*Stored rows:*
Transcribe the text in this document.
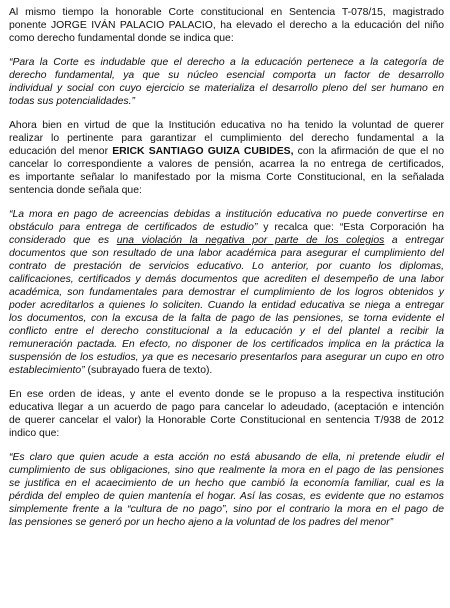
Al mismo tiempo la honorable Corte constitucional en Sentencia T-078/15, magistrado
ponente JORGE IVÁN PALACIO PALACIO, ha elevado el derecho a la educación del niño
como derecho fundamental donde se indica que:
“Para la Corte es indudable que el derecho a la educación pertenece a la categoría de
derecho fundamental, ya que su núcleo esencial comporta un factor de desarrollo
individual y social con cuyo ejercicio se materializa el desarrollo pleno del ser humano en
todas sus potencialidades.”
Ahora bien en virtud de que la Institución educativa no ha tenido la voluntad de querer
realizar lo pertinente para garantizar el cumplimiento del derecho fundamental a la
educación del menor ERICK SANTIAGO GUIZA CUBIDES, con la afirmación de que el no
cancelar lo correspondiente a valores de pensión, acarrea la no entrega de certificados,
es importante señalar lo manifestado por la misma Corte Constitucional, en la señalada
sentencia donde señala que:
“La mora en pago de acreencias debidas a institución educativa no puede convertirse en
obstáculo para entrega de certificados de estudio” y recalca que: “Esta Corporación ha
considerado que es una violación la negativa por parte de los colegios a entregar
documentos que son resultado de una labor académica para asegurar el cumplimiento del
contrato de prestación de servicios educativo. Lo anterior, por cuanto los diplomas,
calificaciones, certificados y demás documentos que acrediten el desempeño de una labor
académica, son fundamentales para demostrar el cumplimiento de los logros obtenidos y
poder acreditarlos a quienes lo soliciten. Cuando la entidad educativa se niega a entregar
los documentos, con la excusa de la falta de pago de las pensiones, se torna evidente el
conflicto entre el derecho constitucional a la educación y el del plantel a recibir la
remuneración pactada. En efecto, no disponer de los certificados implica en la práctica la
suspensión de los estudios, ya que es necesario presentarlos para asegurar un cupo en otro
establecimiento” (subrayado fuera de texto).
En ese orden de ideas, y ante el evento donde se le propuso a la respectiva institución
educativa llegar a un acuerdo de pago para cancelar lo adeudado, (aceptación e intención
de querer cancelar el valor) la Honorable Corte Constitucional en sentencia T/938 de 2012
indico que:
“Es claro que quien acude a esta acción no está abusando de ella, ni pretende eludir el
cumplimiento de sus obligaciones, sino que realmente la mora en el pago de las pensiones
se justifica en el acaecimiento de un hecho que cambió la economía familiar, cual es la
pérdida del empleo de quien mantenía el hogar. Así las cosas, es evidente que no estamos
simplemente frente a la “cultura de no pago”, sino por el contrario la mora en el pago de
las pensiones se generó por un hecho ajeno a la voluntad de los padres del menor”
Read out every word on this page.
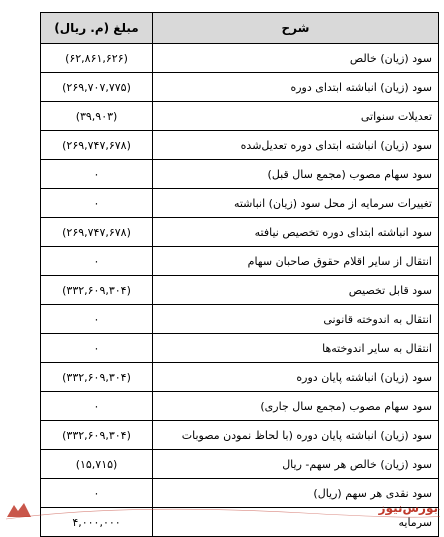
شرح	مبلغ (م. ریال)
سود (زیان) خالص	(۶۲,۸۶۱,۶۲۶)
سود (زیان) انباشته ابتدای دوره	(۲۶۹,۷۰۷,۷۷۵)
تعدیلات سنواتی	(۳۹,۹۰۳)
سود (زیان) انباشته ابتدای دوره تعدیل‌شده	(۲۶۹,۷۴۷,۶۷۸)
سود سهام مصوب (مجمع سال قبل)	۰
تغییرات سرمایه از محل سود (زیان) انباشته	۰
سود انباشته ابتدای دوره تخصیص نیافته	(۲۶۹,۷۴۷,۶۷۸)
انتقال از سایر اقلام حقوق صاحبان سهام	۰
سود قابل تخصیص	(۳۳۲,۶۰۹,۳۰۴)
انتقال به اندوخته قانونی	۰
انتقال به سایر اندوخته‌ها	۰
سود (زیان) انباشته پایان دوره	(۳۳۲,۶۰۹,۳۰۴)
سود سهام مصوب (مجمع سال جاری)	۰
سود (زیان) انباشته پایان دوره (با لحاظ نمودن مصوبات	(۳۳۲,۶۰۹,۳۰۴)
سود (زیان) خالص هر سهم- ریال	(۱۵,۷۱۵)
سود نقدی هر سهم (ریال)	۰
سرمایه	۴,۰۰۰,۰۰۰
بورس‌نیوز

*Brief:* Exactly reproduce each record, leaving out any pictures.

*Answer to this exercise:*
Transcribe the text in this document.
Al mismo tiempo la honorable Corte constitucional en Sentencia T-078/15, magistrado
ponente JORGE IVÁN PALACIO PALACIO, ha elevado el derecho a la educación del niño
como derecho fundamental donde se indica que:
“Para la Corte es indudable que el derecho a la educación pertenece a la categoría de
derecho fundamental, ya que su núcleo esencial comporta un factor de desarrollo
individual y social con cuyo ejercicio se materializa el desarrollo pleno del ser humano en
todas sus potencialidades.”
Ahora bien en virtud de que la Institución educativa no ha tenido la voluntad de querer
realizar lo pertinente para garantizar el cumplimiento del derecho fundamental a la
educación del menor ERICK SANTIAGO GUIZA CUBIDES, con la afirmación de que el no
cancelar lo correspondiente a valores de pensión, acarrea la no entrega de certificados,
es importante señalar lo manifestado por la misma Corte Constitucional, en la señalada
sentencia donde señala que:
“La mora en pago de acreencias debidas a institución educativa no puede convertirse en
obstáculo para entrega de certificados de estudio” y recalca que: “Esta Corporación ha
considerado que es una violación la negativa por parte de los colegios a entregar
documentos que son resultado de una labor académica para asegurar el cumplimiento del
contrato de prestación de servicios educativo. Lo anterior, por cuanto los diplomas,
calificaciones, certificados y demás documentos que acrediten el desempeño de una labor
académica, son fundamentales para demostrar el cumplimiento de los logros obtenidos y
poder acreditarlos a quienes lo soliciten. Cuando la entidad educativa se niega a entregar
los documentos, con la excusa de la falta de pago de las pensiones, se torna evidente el
conflicto entre el derecho constitucional a la educación y el del plantel a recibir la
remuneración pactada. En efecto, no disponer de los certificados implica en la práctica la
suspensión de los estudios, ya que es necesario presentarlos para asegurar un cupo en otro
establecimiento” (subrayado fuera de texto).
En ese orden de ideas, y ante el evento donde se le propuso a la respectiva institución
educativa llegar a un acuerdo de pago para cancelar lo adeudado, (aceptación e intención
de querer cancelar el valor) la Honorable Corte Constitucional en sentencia T/938 de 2012
indico que:
“Es claro que quien acude a esta acción no está abusando de ella, ni pretende eludir el
cumplimiento de sus obligaciones, sino que realmente la mora en el pago de las pensiones
se justifica en el acaecimiento de un hecho que cambió la economía familiar, cual es la
pérdida del empleo de quien mantenía el hogar. Así las cosas, es evidente que no estamos
simplemente frente a la “cultura de no pago”, sino por el contrario la mora en el pago de
las pensiones se generó por un hecho ajeno a la voluntad de los padres del menor”
Read out every word on this page.
شرح	مبلغ (م. ریال)
سود (زیان) خالص	(۶۲,۸۶۱,۶۲۶)
سود (زیان) انباشته ابتدای دوره	(۲۶۹,۷۰۷,۷۷۵)
تعدیلات سنواتی	(۳۹,۹۰۳)
سود (زیان) انباشته ابتدای دوره تعدیل‌شده	(۲۶۹,۷۴۷,۶۷۸)
سود سهام مصوب (مجمع سال قبل)	۰
تغییرات سرمایه از محل سود (زیان) انباشته	۰
سود انباشته ابتدای دوره تخصیص نیافته	(۲۶۹,۷۴۷,۶۷۸)
انتقال از سایر اقلام حقوق صاحبان سهام	۰
سود قابل تخصیص	(۳۳۲,۶۰۹,۳۰۴)
انتقال به اندوخته قانونی	۰
انتقال به سایر اندوخته‌ها	۰
سود (زیان) انباشته پایان دوره	(۳۳۲,۶۰۹,۳۰۴)
سود سهام مصوب (مجمع سال جاری)	۰
سود (زیان) انباشته پایان دوره (با لحاظ نمودن مصوبات	(۳۳۲,۶۰۹,۳۰۴)
سود (زیان) خالص هر سهم- ریال	(۱۵,۷۱۵)
سود نقدی هر سهم (ریال)	۰
سرمایه	۴,۰۰۰,۰۰۰
بورس‌نیوز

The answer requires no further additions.